Each line below should be reproduced without any alteration.

Figure content listings:

________

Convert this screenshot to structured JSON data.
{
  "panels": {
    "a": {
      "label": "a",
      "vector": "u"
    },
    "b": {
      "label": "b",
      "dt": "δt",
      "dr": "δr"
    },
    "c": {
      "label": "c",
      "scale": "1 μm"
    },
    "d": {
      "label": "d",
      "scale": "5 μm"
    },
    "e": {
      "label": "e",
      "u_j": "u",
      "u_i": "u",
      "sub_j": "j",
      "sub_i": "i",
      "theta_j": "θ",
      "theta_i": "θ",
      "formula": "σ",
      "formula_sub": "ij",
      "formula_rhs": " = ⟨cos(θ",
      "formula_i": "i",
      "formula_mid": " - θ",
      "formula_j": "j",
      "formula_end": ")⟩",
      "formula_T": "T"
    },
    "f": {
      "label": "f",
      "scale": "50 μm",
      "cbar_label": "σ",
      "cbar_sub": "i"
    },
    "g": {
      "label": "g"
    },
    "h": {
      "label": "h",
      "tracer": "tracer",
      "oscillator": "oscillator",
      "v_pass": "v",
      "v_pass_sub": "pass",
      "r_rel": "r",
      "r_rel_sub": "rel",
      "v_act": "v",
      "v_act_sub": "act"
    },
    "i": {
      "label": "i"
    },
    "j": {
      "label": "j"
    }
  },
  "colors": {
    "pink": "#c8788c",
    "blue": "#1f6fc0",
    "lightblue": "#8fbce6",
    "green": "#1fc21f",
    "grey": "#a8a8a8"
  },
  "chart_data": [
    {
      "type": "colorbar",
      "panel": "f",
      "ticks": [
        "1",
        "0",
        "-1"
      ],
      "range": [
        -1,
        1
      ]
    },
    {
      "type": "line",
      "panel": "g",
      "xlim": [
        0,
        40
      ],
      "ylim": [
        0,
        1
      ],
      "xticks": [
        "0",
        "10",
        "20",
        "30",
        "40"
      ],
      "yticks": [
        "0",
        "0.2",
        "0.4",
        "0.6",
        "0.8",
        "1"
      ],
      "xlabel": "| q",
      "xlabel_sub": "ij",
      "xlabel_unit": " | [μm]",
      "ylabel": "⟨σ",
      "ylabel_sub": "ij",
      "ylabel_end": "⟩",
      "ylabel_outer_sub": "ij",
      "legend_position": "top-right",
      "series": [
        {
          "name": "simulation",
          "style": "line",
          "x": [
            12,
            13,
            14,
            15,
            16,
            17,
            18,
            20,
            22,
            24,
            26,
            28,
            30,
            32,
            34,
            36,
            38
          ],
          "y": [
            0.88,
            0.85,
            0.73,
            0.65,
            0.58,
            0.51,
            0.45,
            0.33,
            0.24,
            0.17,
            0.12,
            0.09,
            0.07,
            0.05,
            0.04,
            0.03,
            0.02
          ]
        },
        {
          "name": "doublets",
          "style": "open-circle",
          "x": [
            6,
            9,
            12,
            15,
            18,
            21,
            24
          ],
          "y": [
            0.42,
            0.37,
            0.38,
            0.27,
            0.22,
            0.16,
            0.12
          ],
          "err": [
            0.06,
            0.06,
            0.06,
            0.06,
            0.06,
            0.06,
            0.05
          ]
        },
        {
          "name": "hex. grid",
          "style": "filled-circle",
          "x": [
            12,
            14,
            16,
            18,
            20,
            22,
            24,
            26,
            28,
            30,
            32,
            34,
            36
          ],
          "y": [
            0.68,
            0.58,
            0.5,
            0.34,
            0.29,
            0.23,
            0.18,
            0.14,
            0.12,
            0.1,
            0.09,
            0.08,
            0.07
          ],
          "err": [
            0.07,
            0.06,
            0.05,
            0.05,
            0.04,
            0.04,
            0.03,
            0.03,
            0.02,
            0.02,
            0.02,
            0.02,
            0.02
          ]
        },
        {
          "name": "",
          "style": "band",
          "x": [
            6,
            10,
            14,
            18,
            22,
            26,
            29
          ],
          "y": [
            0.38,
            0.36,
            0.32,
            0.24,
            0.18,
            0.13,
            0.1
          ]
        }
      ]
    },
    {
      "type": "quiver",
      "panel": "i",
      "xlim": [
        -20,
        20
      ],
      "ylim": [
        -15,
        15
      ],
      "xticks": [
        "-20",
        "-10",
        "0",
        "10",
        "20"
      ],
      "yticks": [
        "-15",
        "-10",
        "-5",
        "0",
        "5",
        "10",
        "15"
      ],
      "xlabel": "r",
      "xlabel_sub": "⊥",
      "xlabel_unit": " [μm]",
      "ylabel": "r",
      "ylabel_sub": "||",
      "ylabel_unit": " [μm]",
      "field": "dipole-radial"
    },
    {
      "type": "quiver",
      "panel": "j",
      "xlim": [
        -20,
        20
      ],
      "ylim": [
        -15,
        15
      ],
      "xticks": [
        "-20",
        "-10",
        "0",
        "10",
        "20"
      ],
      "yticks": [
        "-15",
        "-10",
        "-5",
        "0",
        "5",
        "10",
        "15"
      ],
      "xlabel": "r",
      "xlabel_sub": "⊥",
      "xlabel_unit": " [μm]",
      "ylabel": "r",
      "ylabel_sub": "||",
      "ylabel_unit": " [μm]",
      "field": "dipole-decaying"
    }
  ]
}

________

Result of this exercise:
Convert this screenshot to structured JSON data.
{
  "panels": {
    "a": {
      "label": "a",
      "vector": "u"
    },
    "b": {
      "label": "b",
      "dt": "δt",
      "dr": "δr"
    },
    "c": {
      "label": "c",
      "scale": "1 μm"
    },
    "d": {
      "label": "d",
      "scale": "5 μm"
    },
    "e": {
      "label": "e",
      "u_j": "u",
      "u_i": "u",
      "sub_j": "j",
      "sub_i": "i",
      "theta_j": "θ",
      "theta_i": "θ",
      "formula": "σ",
      "formula_sub": "ij",
      "formula_rhs": " = ⟨cos(θ",
      "formula_i": "i",
      "formula_mid": " - θ",
      "formula_j": "j",
      "formula_end": ")⟩",
      "formula_T": "T"
    },
    "f": {
      "label": "f",
      "scale": "50 μm",
      "cbar_label": "σ",
      "cbar_sub": "i"
    },
    "g": {
      "label": "g"
    },
    "h": {
      "label": "h",
      "tracer": "tracer",
      "oscillator": "oscillator",
      "v_pass": "v",
      "v_pass_sub": "pass",
      "r_rel": "r",
      "r_rel_sub": "rel",
      "v_act": "v",
      "v_act_sub": "act"
    },
    "i": {
      "label": "i"
    },
    "j": {
      "label": "j"
    }
  },
  "colors": {
    "pink": "#c8788c",
    "blue": "#1f6fc0",
    "lightblue": "#8fbce6",
    "green": "#1fc21f",
    "grey": "#a8a8a8"
  },
  "chart_data": [
    {
      "type": "colorbar",
      "panel": "f",
      "ticks": [
        "1",
        "0",
        "-1"
      ],
      "range": [
        -1,
        1
      ]
    },
    {
      "type": "line",
      "panel": "g",
      "xlim": [
        0,
        40
      ],
      "ylim": [
        0,
        1
      ],
      "xticks": [
        "0",
        "10",
        "20",
        "30",
        "40"
      ],
      "yticks": [
        "0",
        "0.2",
        "0.4",
        "0.6",
        "0.8",
        "1"
      ],
      "xlabel": "| q",
      "xlabel_sub": "ij",
      "xlabel_unit": " | [μm]",
      "ylabel": "⟨σ",
      "ylabel_sub": "ij",
      "ylabel_end": "⟩",
      "ylabel_outer_sub": "ij",
      "legend_position": "top-right",
      "series": [
        {
          "name": "simulation",
          "style": "line",
          "x": [
            12,
            13,
            14,
            15,
            16,
            17,
            18,
            20,
            22,
            24,
            26,
            28,
            30,
            32,
            34,
            36,
            38
          ],
          "y": [
            0.88,
            0.85,
            0.73,
            0.65,
            0.58,
            0.51,
            0.45,
            0.33,
            0.24,
            0.17,
            0.12,
            0.09,
            0.07,
            0.05,
            0.04,
            0.03,
            0.02
          ]
        },
        {
          "name": "doublets",
          "style": "open-circle",
          "x": [
            6,
            9,
            12,
            15,
            18,
            21,
            24
          ],
          "y": [
            0.42,
            0.37,
            0.38,
            0.27,
            0.22,
            0.16,
            0.12
          ],
          "err": [
            0.06,
            0.06,
            0.06,
            0.06,
            0.06,
            0.06,
            0.05
          ]
        },
        {
          "name": "hex. grid",
          "style": "filled-circle",
          "x": [
            12,
            14,
            16,
            18,
            20,
            22,
            24,
            26,
            28,
            30,
            32,
            34,
            36
          ],
          "y": [
            0.68,
            0.58,
            0.5,
            0.34,
            0.29,
            0.23,
            0.18,
            0.14,
            0.12,
            0.1,
            0.09,
            0.08,
            0.07
          ],
          "err": [
            0.07,
            0.06,
            0.05,
            0.05,
            0.04,
            0.04,
            0.03,
            0.03,
            0.02,
            0.02,
            0.02,
            0.02,
            0.02
          ]
        },
        {
          "name": "",
          "style": "band",
          "x": [
            6,
            10,
            14,
            18,
            22,
            26,
            29
          ],
          "y": [
            0.38,
            0.36,
            0.32,
            0.24,
            0.18,
            0.13,
            0.1
          ]
        }
      ]
    },
    {
      "type": "quiver",
      "panel": "i",
      "xlim": [
        -20,
        20
      ],
      "ylim": [
        -15,
        15
      ],
      "xticks": [
        "-20",
        "-10",
        "0",
        "10",
        "20"
      ],
      "yticks": [
        "-15",
        "-10",
        "-5",
        "0",
        "5",
        "10",
        "15"
      ],
      "xlabel": "r",
      "xlabel_sub": "⊥",
      "xlabel_unit": " [μm]",
      "ylabel": "r",
      "ylabel_sub": "||",
      "ylabel_unit": " [μm]",
      "field": "dipole-radial"
    },
    {
      "type": "quiver",
      "panel": "j",
      "xlim": [
        -20,
        20
      ],
      "ylim": [
        -15,
        15
      ],
      "xticks": [
        "-20",
        "-10",
        "0",
        "10",
        "20"
      ],
      "yticks": [
        "-15",
        "-10",
        "-5",
        "0",
        "5",
        "10",
        "15"
      ],
      "xlabel": "r",
      "xlabel_sub": "⊥",
      "xlabel_unit": " [μm]",
      "ylabel": "r",
      "ylabel_sub": "||",
      "ylabel_unit": " [μm]",
      "field": "dipole-decaying"
    }
  ]
}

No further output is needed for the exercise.